## WRITTEN TASK
Repeat the material below exactly, with no pictures.

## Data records
** start **

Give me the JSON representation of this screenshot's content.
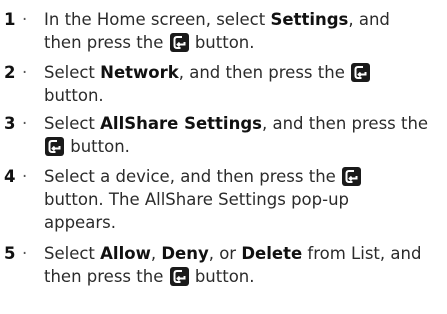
{
  "steps": [
    {
      "number": "1",
      "bullet": "·",
      "parts": {
        "a": "In the Home screen, select ",
        "b": "Settings",
        "c": ", and",
        "d": "then press the ",
        "e": " button."
      }
    },
    {
      "number": "2",
      "bullet": "·",
      "parts": {
        "a": "Select ",
        "b": "Network",
        "c": ", and then press the ",
        "d": "button."
      }
    },
    {
      "number": "3",
      "bullet": "·",
      "parts": {
        "a": "Select ",
        "b": "AllShare Settings",
        "c": ", and then press the",
        "d": " button."
      }
    },
    {
      "number": "4",
      "bullet": "·",
      "parts": {
        "a": "Select a device, and then press the ",
        "b": "button. The AllShare Settings pop-up",
        "c": "appears."
      }
    },
    {
      "number": "5",
      "bullet": "·",
      "parts": {
        "a": "Select ",
        "b": "Allow",
        "c": ", ",
        "d": "Deny",
        "e": ", or ",
        "f": "Delete",
        "g": " from List, and",
        "h": "then press the ",
        "i": " button."
      }
    }
  ],
  "icon": {
    "name": "enter-button-icon",
    "color": "#1a1a1a"
  }
}
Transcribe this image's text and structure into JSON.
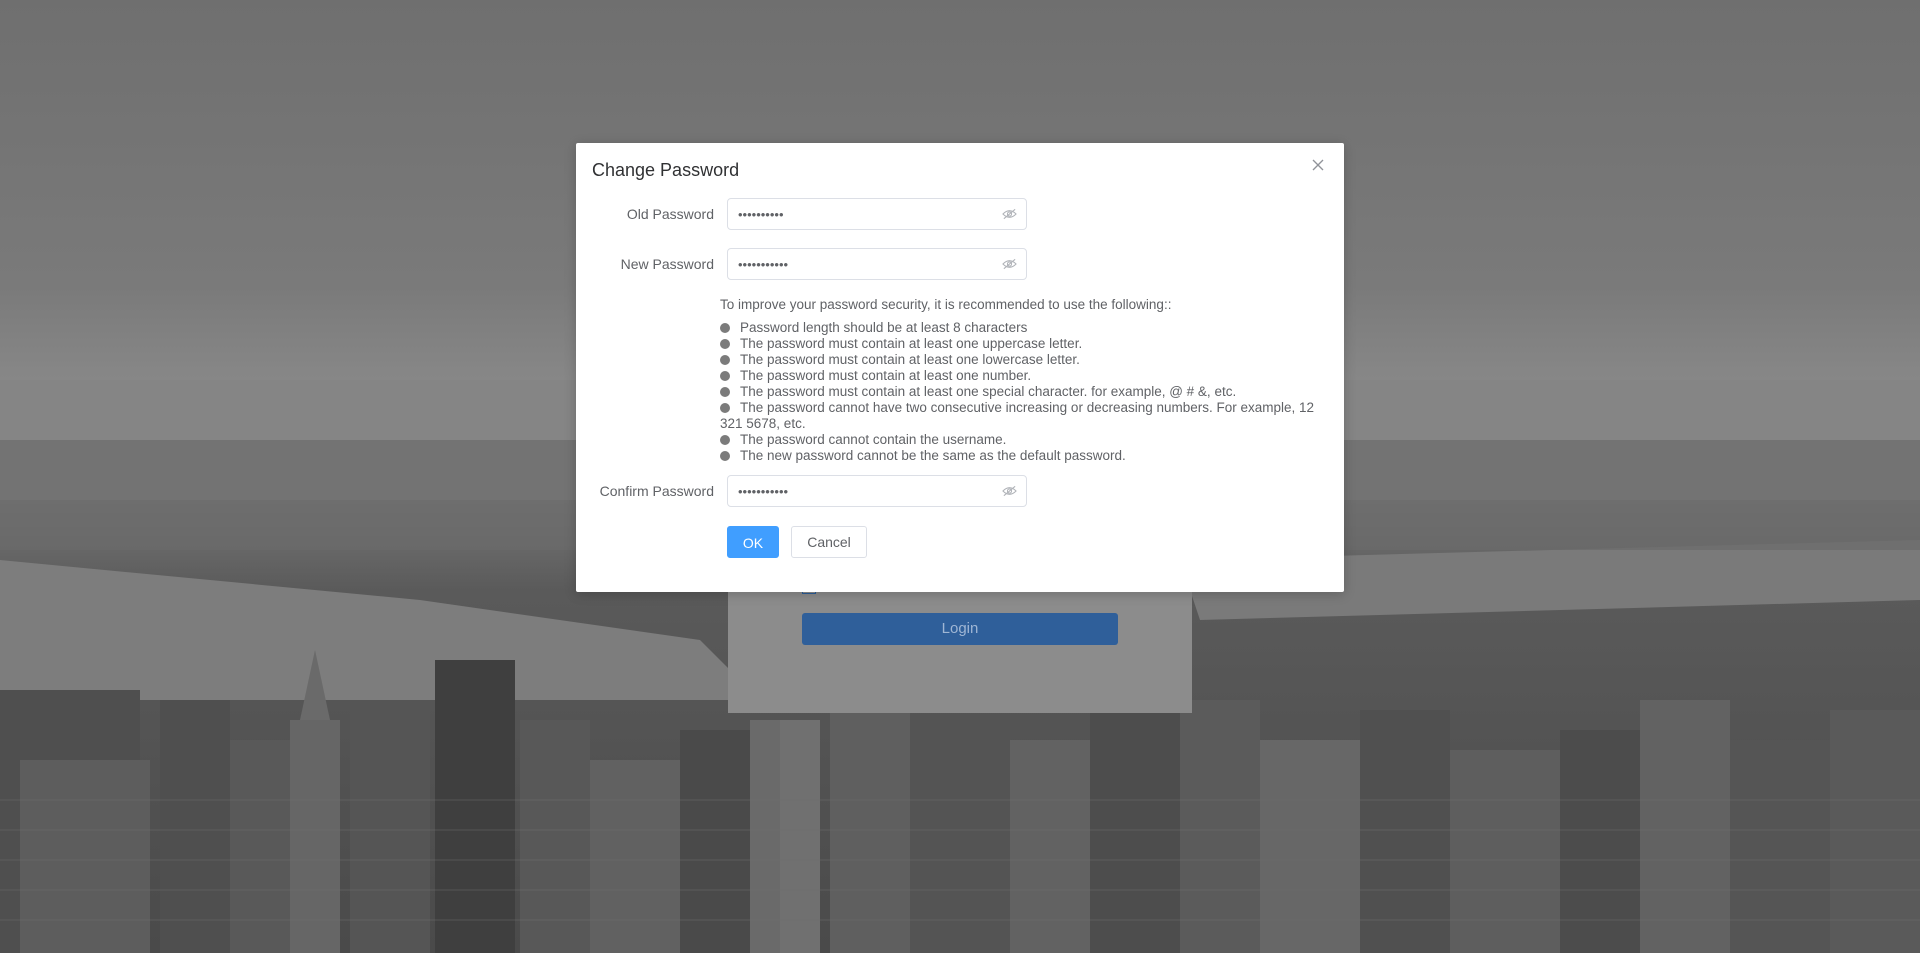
{
  "dialog": {
    "title": "Change Password",
    "old_password": {
      "label": "Old Password",
      "value": "••••••••••"
    },
    "new_password": {
      "label": "New Password",
      "value": "•••••••••••"
    },
    "confirm_password": {
      "label": "Confirm Password",
      "value": "•••••••••••"
    },
    "tips": {
      "intro": "To improve your password security, it is recommended to use the following::",
      "items": [
        "Password length should be at least 8 characters",
        "The password must contain at least one uppercase letter.",
        "The password must contain at least one lowercase letter.",
        "The password must contain at least one number.",
        "The password must contain at least one special character. for example, @ # &, etc.",
        "The password cannot have two consecutive increasing or decreasing numbers. For example, 12 321 5678, etc.",
        "The password cannot contain the username.",
        "The new password cannot be the same as the default password."
      ]
    },
    "ok_label": "OK",
    "cancel_label": "Cancel"
  },
  "login": {
    "button_label": "Login"
  },
  "colors": {
    "primary": "#409eff",
    "overlay": "#5a5a5a",
    "login_button": "#2f5f9a"
  },
  "icons": {
    "close": "close-icon",
    "eye": "eye-hidden-icon",
    "bullet": "bullet-dot"
  }
}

** end **

## TASK ANSWER
Give me the JSON representation of this screenshot's content.
{
  "steps": [
    {
      "number": "1",
      "bullet": "·",
      "parts": {
        "a": "In the Home screen, select ",
        "b": "Settings",
        "c": ", and",
        "d": "then press the ",
        "e": " button."
      }
    },
    {
      "number": "2",
      "bullet": "·",
      "parts": {
        "a": "Select ",
        "b": "Network",
        "c": ", and then press the ",
        "d": "button."
      }
    },
    {
      "number": "3",
      "bullet": "·",
      "parts": {
        "a": "Select ",
        "b": "AllShare Settings",
        "c": ", and then press the",
        "d": " button."
      }
    },
    {
      "number": "4",
      "bullet": "·",
      "parts": {
        "a": "Select a device, and then press the ",
        "b": "button. The AllShare Settings pop-up",
        "c": "appears."
      }
    },
    {
      "number": "5",
      "bullet": "·",
      "parts": {
        "a": "Select ",
        "b": "Allow",
        "c": ", ",
        "d": "Deny",
        "e": ", or ",
        "f": "Delete",
        "g": " from List, and",
        "h": "then press the ",
        "i": " button."
      }
    }
  ],
  "icon": {
    "name": "enter-button-icon",
    "color": "#1a1a1a"
  }
}
Transcribe this image's text and structure into JSON.
{
  "dialog": {
    "title": "Change Password",
    "old_password": {
      "label": "Old Password",
      "value": "••••••••••"
    },
    "new_password": {
      "label": "New Password",
      "value": "•••••••••••"
    },
    "confirm_password": {
      "label": "Confirm Password",
      "value": "•••••••••••"
    },
    "tips": {
      "intro": "To improve your password security, it is recommended to use the following::",
      "items": [
        "Password length should be at least 8 characters",
        "The password must contain at least one uppercase letter.",
        "The password must contain at least one lowercase letter.",
        "The password must contain at least one number.",
        "The password must contain at least one special character. for example, @ # &, etc.",
        "The password cannot have two consecutive increasing or decreasing numbers. For example, 12 321 5678, etc.",
        "The password cannot contain the username.",
        "The new password cannot be the same as the default password."
      ]
    },
    "ok_label": "OK",
    "cancel_label": "Cancel"
  },
  "login": {
    "button_label": "Login"
  },
  "colors": {
    "primary": "#409eff",
    "overlay": "#5a5a5a",
    "login_button": "#2f5f9a"
  },
  "icons": {
    "close": "close-icon",
    "eye": "eye-hidden-icon",
    "bullet": "bullet-dot"
  }
}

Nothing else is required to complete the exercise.